[Element region listings]
━━━━━━━━━━━━━━━━
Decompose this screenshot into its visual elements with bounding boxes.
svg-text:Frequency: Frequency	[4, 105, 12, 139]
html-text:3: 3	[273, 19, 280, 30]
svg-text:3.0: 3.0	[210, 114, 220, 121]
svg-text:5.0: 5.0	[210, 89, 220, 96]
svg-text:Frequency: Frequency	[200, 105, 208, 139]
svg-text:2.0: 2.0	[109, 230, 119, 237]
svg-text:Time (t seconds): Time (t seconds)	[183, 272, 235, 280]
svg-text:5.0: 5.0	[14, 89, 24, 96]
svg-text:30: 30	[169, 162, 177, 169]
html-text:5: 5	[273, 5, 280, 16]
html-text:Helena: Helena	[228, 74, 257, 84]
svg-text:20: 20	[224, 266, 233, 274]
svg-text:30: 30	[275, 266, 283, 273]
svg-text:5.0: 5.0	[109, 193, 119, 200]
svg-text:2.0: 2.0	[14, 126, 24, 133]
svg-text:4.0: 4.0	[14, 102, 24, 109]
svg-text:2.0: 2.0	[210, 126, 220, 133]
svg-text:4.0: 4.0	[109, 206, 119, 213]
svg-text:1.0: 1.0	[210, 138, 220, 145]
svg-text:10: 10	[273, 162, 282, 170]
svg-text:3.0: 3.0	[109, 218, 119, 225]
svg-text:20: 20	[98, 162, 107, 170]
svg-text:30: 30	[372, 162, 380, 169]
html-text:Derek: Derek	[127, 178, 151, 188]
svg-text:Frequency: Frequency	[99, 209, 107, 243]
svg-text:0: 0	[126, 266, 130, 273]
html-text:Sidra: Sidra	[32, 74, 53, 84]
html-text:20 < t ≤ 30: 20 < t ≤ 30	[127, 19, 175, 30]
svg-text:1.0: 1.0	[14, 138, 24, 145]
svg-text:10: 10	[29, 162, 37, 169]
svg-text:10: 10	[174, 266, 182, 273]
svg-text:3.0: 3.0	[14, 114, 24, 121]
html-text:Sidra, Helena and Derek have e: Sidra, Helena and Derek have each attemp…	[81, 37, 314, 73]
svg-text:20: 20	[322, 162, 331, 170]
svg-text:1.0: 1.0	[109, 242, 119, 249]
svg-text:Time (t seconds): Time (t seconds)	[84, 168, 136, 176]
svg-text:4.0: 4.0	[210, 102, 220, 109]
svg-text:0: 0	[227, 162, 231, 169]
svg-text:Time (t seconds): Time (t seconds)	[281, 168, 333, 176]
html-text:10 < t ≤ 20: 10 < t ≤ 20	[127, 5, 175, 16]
━━━━━━━━━━━━━━━━
▶ **What is asked**
Copy out every line of the entries above word for word.

▶ **Solution**
Decompose this screenshot into its visual elements with bounding boxes.
svg-text:Frequency: Frequency	[4, 105, 12, 139]
html-text:3: 3	[273, 19, 280, 30]
svg-text:3.0: 3.0	[210, 114, 220, 121]
svg-text:5.0: 5.0	[210, 89, 220, 96]
svg-text:Frequency: Frequency	[200, 105, 208, 139]
svg-text:2.0: 2.0	[109, 230, 119, 237]
svg-text:Time (t seconds): Time (t seconds)	[183, 272, 235, 280]
svg-text:5.0: 5.0	[14, 89, 24, 96]
svg-text:30: 30	[169, 162, 177, 169]
html-text:5: 5	[273, 5, 280, 16]
html-text:Helena: Helena	[228, 74, 257, 84]
svg-text:20: 20	[224, 266, 233, 274]
svg-text:30: 30	[275, 266, 283, 273]
svg-text:5.0: 5.0	[109, 193, 119, 200]
svg-text:2.0: 2.0	[14, 126, 24, 133]
svg-text:4.0: 4.0	[14, 102, 24, 109]
svg-text:2.0: 2.0	[210, 126, 220, 133]
svg-text:4.0: 4.0	[109, 206, 119, 213]
svg-text:1.0: 1.0	[210, 138, 220, 145]
svg-text:10: 10	[273, 162, 282, 170]
svg-text:3.0: 3.0	[109, 218, 119, 225]
svg-text:20: 20	[98, 162, 107, 170]
svg-text:30: 30	[372, 162, 380, 169]
html-text:Derek: Derek	[127, 178, 151, 188]
svg-text:Frequency: Frequency	[99, 209, 107, 243]
svg-text:0: 0	[126, 266, 130, 273]
html-text:Sidra: Sidra	[32, 74, 53, 84]
html-text:20 < t ≤ 30: 20 < t ≤ 30	[127, 19, 175, 30]
svg-text:1.0: 1.0	[14, 138, 24, 145]
svg-text:10: 10	[29, 162, 37, 169]
svg-text:10: 10	[174, 266, 182, 273]
svg-text:3.0: 3.0	[14, 114, 24, 121]
html-text:Sidra, Helena and Derek have e: Sidra, Helena and Derek have each attemp…	[81, 37, 314, 73]
svg-text:20: 20	[322, 162, 331, 170]
svg-text:1.0: 1.0	[109, 242, 119, 249]
svg-text:Time (t seconds): Time (t seconds)	[84, 168, 136, 176]
svg-text:4.0: 4.0	[210, 102, 220, 109]
svg-text:0: 0	[227, 162, 231, 169]
svg-text:Time (t seconds): Time (t seconds)	[281, 168, 333, 176]
html-text:10 < t ≤ 20: 10 < t ≤ 20	[127, 5, 175, 16]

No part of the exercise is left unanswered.